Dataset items
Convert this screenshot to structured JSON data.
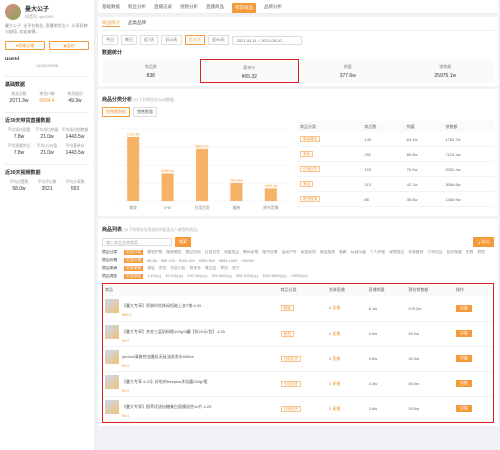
{
  "profile": {
    "name": "曼大公子",
    "sub": "抖音号: qin1993",
    "desc": "曼大公子, 全平台粉丝, 直播带货达人, 分享好物与穿搭, 欢迎来撩。",
    "follow_label": "收藏企播",
    "compare_label": "监控",
    "uid_label": "UserId",
    "uid_value": "1404126936"
  },
  "fans": {
    "title": "基础数据",
    "items": [
      {
        "k": "粉丝总数",
        "v": "2071.3w"
      },
      {
        "k": "带货口碑",
        "v": "5604.4"
      },
      {
        "k": "带货级别",
        "v": "49.3w"
      }
    ]
  },
  "live30": {
    "title": "近30天带货直播数据",
    "items": [
      {
        "k": "平均场均观看",
        "v": "7.8w"
      },
      {
        "k": "平均场均销量",
        "v": "21.0w"
      },
      {
        "k": "平均场均销售额",
        "v": "1443.5w"
      },
      {
        "k": "平均观看时长",
        "v": "7.8w"
      },
      {
        "k": "平均UV价值",
        "v": "21.0w"
      },
      {
        "k": "平均客单价",
        "v": "1443.5w"
      }
    ]
  },
  "video30": {
    "title": "近30天视频数据",
    "items": [
      {
        "k": "平均点赞数",
        "v": "58.0w"
      },
      {
        "k": "平均评论数",
        "v": "3521"
      },
      {
        "k": "平均分享数",
        "v": "553"
      }
    ]
  },
  "topnav": [
    "基础数据",
    "粉丝分析",
    "直播记录",
    "视频分析",
    "直播商品",
    "带货商品",
    "品牌分析"
  ],
  "topnav_active": 5,
  "subtabs": [
    "商品统计",
    "品类品牌"
  ],
  "date_chips": [
    "今日",
    "昨日",
    "近7天",
    "近15天",
    "近30天",
    "近90天"
  ],
  "date_range": "2021-04-11 ~ 2021-05-10",
  "overview": {
    "title": "数据统计",
    "kpis": [
      {
        "k": "商品数",
        "v": "838"
      },
      {
        "k": "客单价",
        "v": "¥65.32"
      },
      {
        "k": "销量",
        "v": "377.6w"
      },
      {
        "k": "销售额",
        "v": "25975.1w"
      }
    ]
  },
  "category": {
    "title": "商品分类分析",
    "note": "(以下分类仅为Top5数据)",
    "chips": [
      "销售额数据",
      "销售数量"
    ],
    "headers": [
      "商品分类",
      "商品数",
      "销量",
      "销售额"
    ],
    "rows": [
      {
        "cat": "服装箱包",
        "num": "140",
        "sales": "63.1w",
        "amount": "1783.7w"
      },
      {
        "cat": "美妆",
        "num": "252",
        "sales": "89.5w",
        "amount": "7124.4w"
      },
      {
        "cat": "日用百货",
        "num": "120",
        "sales": "70.2w",
        "amount": "2002.4w"
      },
      {
        "cat": "食品",
        "num": "113",
        "sales": "42.7w",
        "amount": "3066.6w"
      },
      {
        "cat": "图书音像",
        "num": "88",
        "sales": "45.6w",
        "amount": "1406.9w"
      }
    ]
  },
  "chart_data": {
    "type": "bar",
    "categories": [
      "美妆",
      "IPM",
      "日用百货",
      "服装",
      "图书音像"
    ],
    "values": [
      7124.4,
      3066.6,
      5800.0,
      2002.4,
      1406.9
    ],
    "data_labels": [
      "7124.4w",
      "3066.6w",
      "5800.0w",
      "2002.4w",
      "1406.9w"
    ],
    "ylim": [
      0,
      8000
    ],
    "title": "",
    "xlabel": "",
    "ylabel": ""
  },
  "product_list": {
    "title": "商品列表",
    "note": "(以下列表仅为所选时间段该达人带货的商品)",
    "search_placeholder": "输入商品名称搜索",
    "search_btn": "搜索",
    "export_btn": "导出",
    "filters": [
      {
        "label": "商品分类",
        "options": [
          "全部分类",
          "美妆护肤",
          "服装箱包",
          "食品饮料",
          "日用百货",
          "母婴用品",
          "数码家电",
          "图书音像",
          "运动户外",
          "家居家纺",
          "珠宝配饰",
          "鞋靴",
          "玩具乐器",
          "个人护理",
          "宠物用品",
          "家装建材",
          "汽车用品",
          "医药保健",
          "生鲜",
          "其他"
        ]
      },
      {
        "label": "商品价格",
        "options": [
          "全部价格",
          "¥0-50",
          "¥50-100",
          "¥100-300",
          "¥300-500",
          "¥500-1000",
          ">¥1000"
        ]
      },
      {
        "label": "商品来源",
        "options": [
          "全部来源",
          "淘宝",
          "京东",
          "抖音小店",
          "拼多多",
          "唯品会",
          "考拉",
          "苏宁"
        ]
      },
      {
        "label": "商品佣金",
        "options": [
          "全部佣金",
          "1-10(元)",
          "10-100(元)",
          "100-300(元)",
          "300-500(元)",
          "500-1000(元)",
          "1000-5000(元)",
          ">5000(元)"
        ]
      }
    ],
    "headers": [
      "商品",
      "商品分类",
      "关联直播",
      "直播销量",
      "预估销售额",
      "操作"
    ],
    "rows": [
      {
        "name": "【曼大专享】男装时尚休闲短袖上衣T恤 4.20",
        "price": "¥69.0",
        "cat": "服装",
        "live": "2",
        "rank": "直播",
        "sales": "8.1w",
        "amount": "479.2w",
        "op": "详情"
      },
      {
        "name": "【曼大专享】合金三层奶粉格100g*6罐【仅20元/包】 4.20",
        "price": "¥0.0",
        "cat": "食品",
        "live": "1",
        "rank": "直播",
        "sales": "4.9w",
        "amount": "40.0w",
        "op": "详情"
      },
      {
        "name": "yunhuli清爽控油蓬松无硅油洗发水500ml",
        "price": "¥0.0",
        "cat": "日用百货",
        "live": "1",
        "rank": "直播",
        "sales": "4.5w",
        "amount": "30.3w",
        "op": "详情"
      },
      {
        "name": "【曼大专享 4.20】好吃的freeplus沐浴露250g*瓶",
        "price": "¥0.0",
        "cat": "日用百货",
        "live": "1",
        "rank": "直播",
        "sales": "4.3w",
        "amount": "40.0w",
        "op": "详情"
      },
      {
        "name": "【曼大专享】植萃优选抗糖美白面膜组合10片 4.20",
        "price": "¥0.0",
        "cat": "日用百货",
        "live": "1",
        "rank": "直播",
        "sales": "3.8w",
        "amount": "29.0w",
        "op": "详情"
      }
    ]
  }
}
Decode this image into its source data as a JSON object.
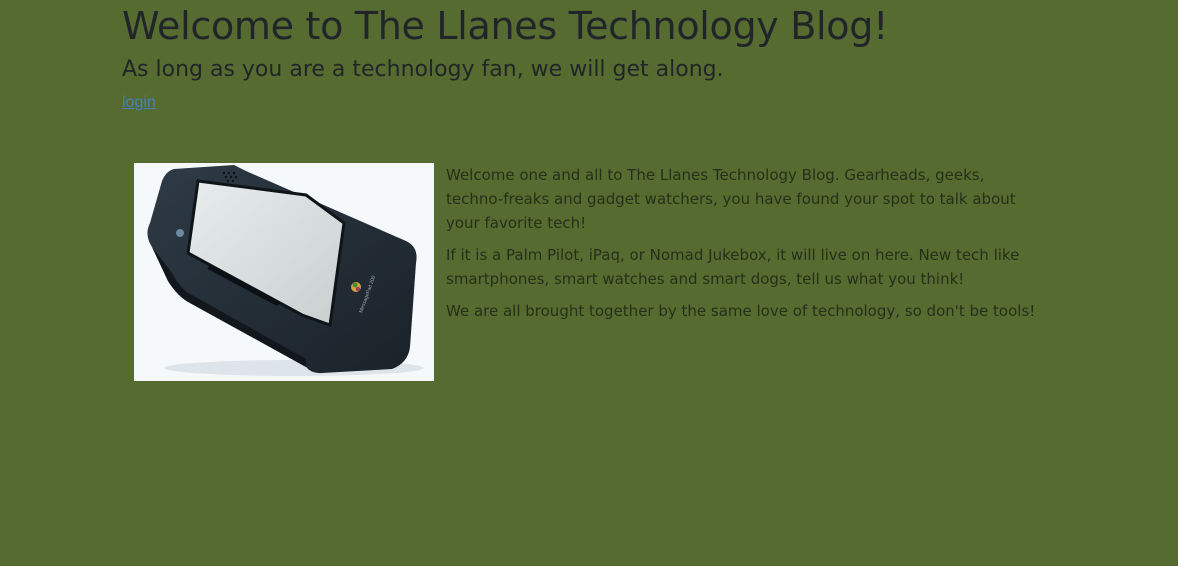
{
  "header": {
    "title": "Welcome to The Llanes Technology Blog!",
    "subtitle": "As long as you are a technology fan, we will get along.",
    "login_label": "login"
  },
  "main": {
    "image_alt": "Apple Newton MessagePad handheld device",
    "device_label": "MessagePad 200",
    "paragraphs": [
      "Welcome one and all to The Llanes Technology Blog. Gearheads, geeks, techno-freaks and gadget watchers, you have found your spot to talk about your favorite tech!",
      "If it is a Palm Pilot, iPaq, or Nomad Jukebox, it will live on here. New tech like smartphones, smart watches and smart dogs, tell us what you think!",
      "We are all brought together by the same love of technology, so don't be tools!"
    ]
  },
  "colors": {
    "background": "#556b2f",
    "text": "#212529",
    "link": "#4a7fc0"
  }
}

● To do: Show the lines from the data above that contain the string "Llanes".

● Answer:
    "title": "Welcome to The Llanes Technology Blog!",
      "Welcome one and all to The Llanes Technology Blog. Gearheads, geeks, techno-freaks and gadget watchers, you have found your spot to talk about your favorite tech!",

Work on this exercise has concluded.